Data entries
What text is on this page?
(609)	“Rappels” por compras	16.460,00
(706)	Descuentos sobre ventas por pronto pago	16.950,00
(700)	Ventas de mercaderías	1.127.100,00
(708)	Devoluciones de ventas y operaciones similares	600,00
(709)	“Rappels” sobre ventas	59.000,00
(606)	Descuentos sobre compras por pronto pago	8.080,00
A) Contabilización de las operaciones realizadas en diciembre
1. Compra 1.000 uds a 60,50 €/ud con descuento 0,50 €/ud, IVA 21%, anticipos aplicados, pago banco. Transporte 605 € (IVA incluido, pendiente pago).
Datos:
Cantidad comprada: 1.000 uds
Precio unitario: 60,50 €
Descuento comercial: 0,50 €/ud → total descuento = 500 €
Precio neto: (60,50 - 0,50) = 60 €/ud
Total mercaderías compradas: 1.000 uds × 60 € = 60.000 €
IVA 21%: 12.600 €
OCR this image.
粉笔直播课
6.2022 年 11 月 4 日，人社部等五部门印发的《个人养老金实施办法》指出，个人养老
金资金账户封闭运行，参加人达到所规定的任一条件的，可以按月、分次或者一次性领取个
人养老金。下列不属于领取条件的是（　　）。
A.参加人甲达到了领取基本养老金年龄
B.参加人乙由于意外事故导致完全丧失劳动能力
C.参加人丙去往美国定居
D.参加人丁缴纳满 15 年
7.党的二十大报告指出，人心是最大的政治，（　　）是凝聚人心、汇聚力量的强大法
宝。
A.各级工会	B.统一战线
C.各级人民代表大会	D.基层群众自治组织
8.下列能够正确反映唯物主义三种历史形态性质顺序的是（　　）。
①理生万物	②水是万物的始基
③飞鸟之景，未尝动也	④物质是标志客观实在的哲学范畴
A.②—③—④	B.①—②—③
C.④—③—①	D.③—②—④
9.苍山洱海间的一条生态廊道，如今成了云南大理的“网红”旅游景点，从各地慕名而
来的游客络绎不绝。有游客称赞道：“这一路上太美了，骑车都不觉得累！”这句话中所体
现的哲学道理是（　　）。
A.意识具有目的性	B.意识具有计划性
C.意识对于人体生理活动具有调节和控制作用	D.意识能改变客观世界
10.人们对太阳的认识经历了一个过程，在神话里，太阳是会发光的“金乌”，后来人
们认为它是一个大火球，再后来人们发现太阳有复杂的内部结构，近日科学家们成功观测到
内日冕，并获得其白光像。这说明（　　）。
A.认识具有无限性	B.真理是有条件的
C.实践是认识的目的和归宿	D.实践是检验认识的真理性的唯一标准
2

Stated goal. Please retype, exactly as written, every line from the line containing "OCR this image." through the last line of the records above, including both of those lines, and nothing else.

Problem solution.
OCR this image.
粉笔直播课
6.2022 年 11 月 4 日，人社部等五部门印发的《个人养老金实施办法》指出，个人养老
金资金账户封闭运行，参加人达到所规定的任一条件的，可以按月、分次或者一次性领取个
人养老金。下列不属于领取条件的是（　　）。
A.参加人甲达到了领取基本养老金年龄
B.参加人乙由于意外事故导致完全丧失劳动能力
C.参加人丙去往美国定居
D.参加人丁缴纳满 15 年
7.党的二十大报告指出，人心是最大的政治，（　　）是凝聚人心、汇聚力量的强大法
宝。
A.各级工会	B.统一战线
C.各级人民代表大会	D.基层群众自治组织
8.下列能够正确反映唯物主义三种历史形态性质顺序的是（　　）。
①理生万物	②水是万物的始基
③飞鸟之景，未尝动也	④物质是标志客观实在的哲学范畴
A.②—③—④	B.①—②—③
C.④—③—①	D.③—②—④
9.苍山洱海间的一条生态廊道，如今成了云南大理的“网红”旅游景点，从各地慕名而
来的游客络绎不绝。有游客称赞道：“这一路上太美了，骑车都不觉得累！”这句话中所体
现的哲学道理是（　　）。
A.意识具有目的性	B.意识具有计划性
C.意识对于人体生理活动具有调节和控制作用	D.意识能改变客观世界
10.人们对太阳的认识经历了一个过程，在神话里，太阳是会发光的“金乌”，后来人
们认为它是一个大火球，再后来人们发现太阳有复杂的内部结构，近日科学家们成功观测到
内日冕，并获得其白光像。这说明（　　）。
A.认识具有无限性	B.真理是有条件的
C.实践是认识的目的和归宿	D.实践是检验认识的真理性的唯一标准
2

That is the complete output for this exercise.